[Dataset entries on figures]

* * * * * * *

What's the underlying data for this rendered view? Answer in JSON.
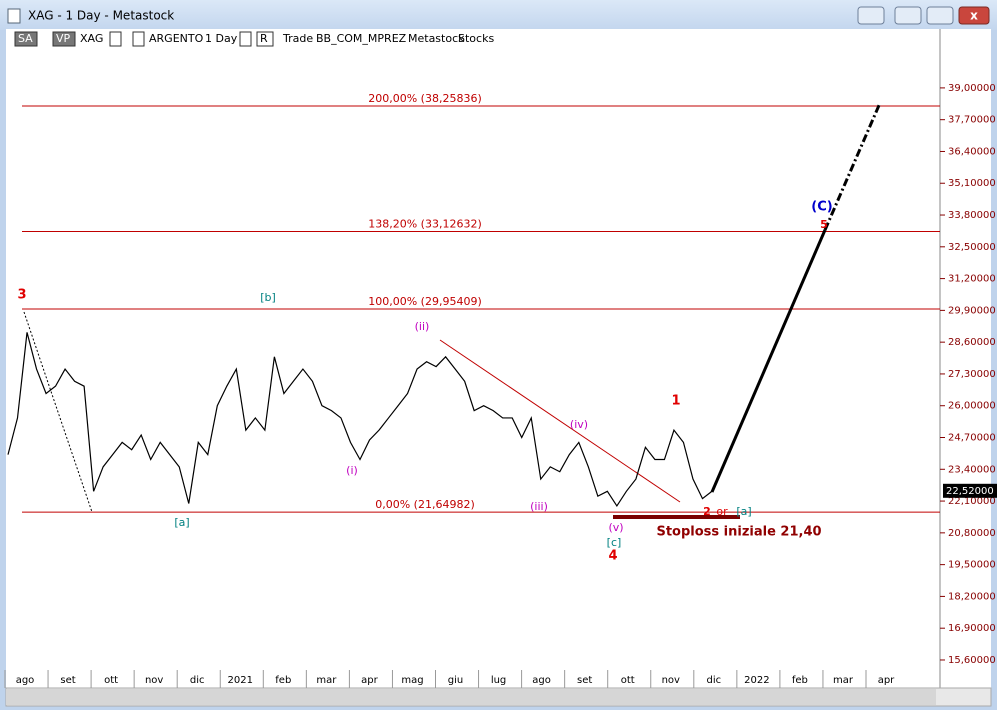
{
  "window": {
    "title": "XAG - 1 Day - Metastock"
  },
  "toolbar": [
    "SA",
    "VP",
    "XAG",
    "ARGENTO",
    "1 Day",
    "R",
    "Trade",
    "BB_COM_MPREZ",
    "Metastock",
    "Stocks"
  ],
  "chart": {
    "type": "line",
    "color": "#000000",
    "categories": [
      "ago",
      "set",
      "ott",
      "nov",
      "dic",
      "2021",
      "feb",
      "mar",
      "apr",
      "mag",
      "giu",
      "lug",
      "ago",
      "set",
      "ott",
      "nov",
      "dic",
      "2022",
      "feb",
      "mar",
      "apr"
    ],
    "values": [
      24.0,
      25.5,
      29.0,
      27.5,
      26.5,
      26.8,
      27.5,
      27.0,
      26.8,
      22.5,
      23.5,
      24.0,
      24.5,
      24.2,
      24.8,
      23.8,
      24.5,
      24.0,
      23.5,
      22.0,
      24.5,
      24.0,
      26.0,
      26.8,
      27.5,
      25.0,
      25.5,
      25.0,
      28.0,
      26.5,
      27.0,
      27.5,
      27.0,
      26.0,
      25.8,
      25.5,
      24.5,
      23.8,
      24.6,
      25.0,
      25.5,
      26.0,
      26.5,
      27.5,
      27.8,
      27.6,
      28.0,
      27.5,
      27.0,
      25.8,
      26.0,
      25.8,
      25.5,
      25.5,
      24.7,
      25.5,
      23.0,
      23.5,
      23.3,
      24.0,
      24.5,
      23.5,
      22.3,
      22.5,
      21.9,
      22.5,
      23.0,
      24.3,
      23.8,
      23.8,
      25.0,
      24.5,
      23.0,
      22.2,
      22.5
    ],
    "ylim": [
      15.19,
      41.45
    ],
    "yticks": [
      {
        "value": 39.0,
        "label": "39,00000"
      },
      {
        "value": 37.7,
        "label": "37,70000"
      },
      {
        "value": 36.4,
        "label": "36,40000"
      },
      {
        "value": 35.1,
        "label": "35,10000"
      },
      {
        "value": 33.8,
        "label": "33,80000"
      },
      {
        "value": 32.5,
        "label": "32,50000"
      },
      {
        "value": 31.2,
        "label": "31,20000"
      },
      {
        "value": 29.9,
        "label": "29,90000"
      },
      {
        "value": 28.6,
        "label": "28,60000"
      },
      {
        "value": 27.3,
        "label": "27,30000"
      },
      {
        "value": 26.0,
        "label": "26,00000"
      },
      {
        "value": 24.7,
        "label": "24,70000"
      },
      {
        "value": 23.4,
        "label": "23,40000"
      },
      {
        "value": 22.1,
        "label": "22,10000"
      },
      {
        "value": 20.8,
        "label": "20,80000"
      },
      {
        "value": 19.5,
        "label": "19,50000"
      },
      {
        "value": 18.2,
        "label": "18,20000"
      },
      {
        "value": 16.9,
        "label": "16,90000"
      },
      {
        "value": 15.6,
        "label": "15,60000"
      }
    ],
    "last_price": {
      "value": 22.52,
      "label": "22,52000"
    },
    "levels": [
      {
        "value": 38.25836,
        "label": "200,00% (38,25836)"
      },
      {
        "value": 33.12632,
        "label": "138,20% (33,12632)"
      },
      {
        "value": 29.95409,
        "label": "100,00% (29,95409)"
      },
      {
        "value": 21.64982,
        "label": "0,00% (21,64982)"
      }
    ],
    "annotations": [
      "3",
      "[b]",
      "(ii)",
      "(i)",
      "[a]",
      "(iii)",
      "(iv)",
      "(v)",
      "[c]",
      "4",
      "1",
      "2",
      "or",
      "[a]",
      "(C)",
      "5",
      "Stoploss iniziale 21,40"
    ]
  }
}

* * * * * * *

AIM: Leave images out of the retyped records; keep all else exact.

SOLVED EXERCISE:
What's the underlying data for this rendered view? Answer in JSON.
{
  "window": {
    "title": "XAG - 1 Day - Metastock"
  },
  "toolbar": [
    "SA",
    "VP",
    "XAG",
    "ARGENTO",
    "1 Day",
    "R",
    "Trade",
    "BB_COM_MPREZ",
    "Metastock",
    "Stocks"
  ],
  "chart": {
    "type": "line",
    "color": "#000000",
    "categories": [
      "ago",
      "set",
      "ott",
      "nov",
      "dic",
      "2021",
      "feb",
      "mar",
      "apr",
      "mag",
      "giu",
      "lug",
      "ago",
      "set",
      "ott",
      "nov",
      "dic",
      "2022",
      "feb",
      "mar",
      "apr"
    ],
    "values": [
      24.0,
      25.5,
      29.0,
      27.5,
      26.5,
      26.8,
      27.5,
      27.0,
      26.8,
      22.5,
      23.5,
      24.0,
      24.5,
      24.2,
      24.8,
      23.8,
      24.5,
      24.0,
      23.5,
      22.0,
      24.5,
      24.0,
      26.0,
      26.8,
      27.5,
      25.0,
      25.5,
      25.0,
      28.0,
      26.5,
      27.0,
      27.5,
      27.0,
      26.0,
      25.8,
      25.5,
      24.5,
      23.8,
      24.6,
      25.0,
      25.5,
      26.0,
      26.5,
      27.5,
      27.8,
      27.6,
      28.0,
      27.5,
      27.0,
      25.8,
      26.0,
      25.8,
      25.5,
      25.5,
      24.7,
      25.5,
      23.0,
      23.5,
      23.3,
      24.0,
      24.5,
      23.5,
      22.3,
      22.5,
      21.9,
      22.5,
      23.0,
      24.3,
      23.8,
      23.8,
      25.0,
      24.5,
      23.0,
      22.2,
      22.5
    ],
    "ylim": [
      15.19,
      41.45
    ],
    "yticks": [
      {
        "value": 39.0,
        "label": "39,00000"
      },
      {
        "value": 37.7,
        "label": "37,70000"
      },
      {
        "value": 36.4,
        "label": "36,40000"
      },
      {
        "value": 35.1,
        "label": "35,10000"
      },
      {
        "value": 33.8,
        "label": "33,80000"
      },
      {
        "value": 32.5,
        "label": "32,50000"
      },
      {
        "value": 31.2,
        "label": "31,20000"
      },
      {
        "value": 29.9,
        "label": "29,90000"
      },
      {
        "value": 28.6,
        "label": "28,60000"
      },
      {
        "value": 27.3,
        "label": "27,30000"
      },
      {
        "value": 26.0,
        "label": "26,00000"
      },
      {
        "value": 24.7,
        "label": "24,70000"
      },
      {
        "value": 23.4,
        "label": "23,40000"
      },
      {
        "value": 22.1,
        "label": "22,10000"
      },
      {
        "value": 20.8,
        "label": "20,80000"
      },
      {
        "value": 19.5,
        "label": "19,50000"
      },
      {
        "value": 18.2,
        "label": "18,20000"
      },
      {
        "value": 16.9,
        "label": "16,90000"
      },
      {
        "value": 15.6,
        "label": "15,60000"
      }
    ],
    "last_price": {
      "value": 22.52,
      "label": "22,52000"
    },
    "levels": [
      {
        "value": 38.25836,
        "label": "200,00% (38,25836)"
      },
      {
        "value": 33.12632,
        "label": "138,20% (33,12632)"
      },
      {
        "value": 29.95409,
        "label": "100,00% (29,95409)"
      },
      {
        "value": 21.64982,
        "label": "0,00% (21,64982)"
      }
    ],
    "annotations": [
      "3",
      "[b]",
      "(ii)",
      "(i)",
      "[a]",
      "(iii)",
      "(iv)",
      "(v)",
      "[c]",
      "4",
      "1",
      "2",
      "or",
      "[a]",
      "(C)",
      "5",
      "Stoploss iniziale 21,40"
    ]
  }
}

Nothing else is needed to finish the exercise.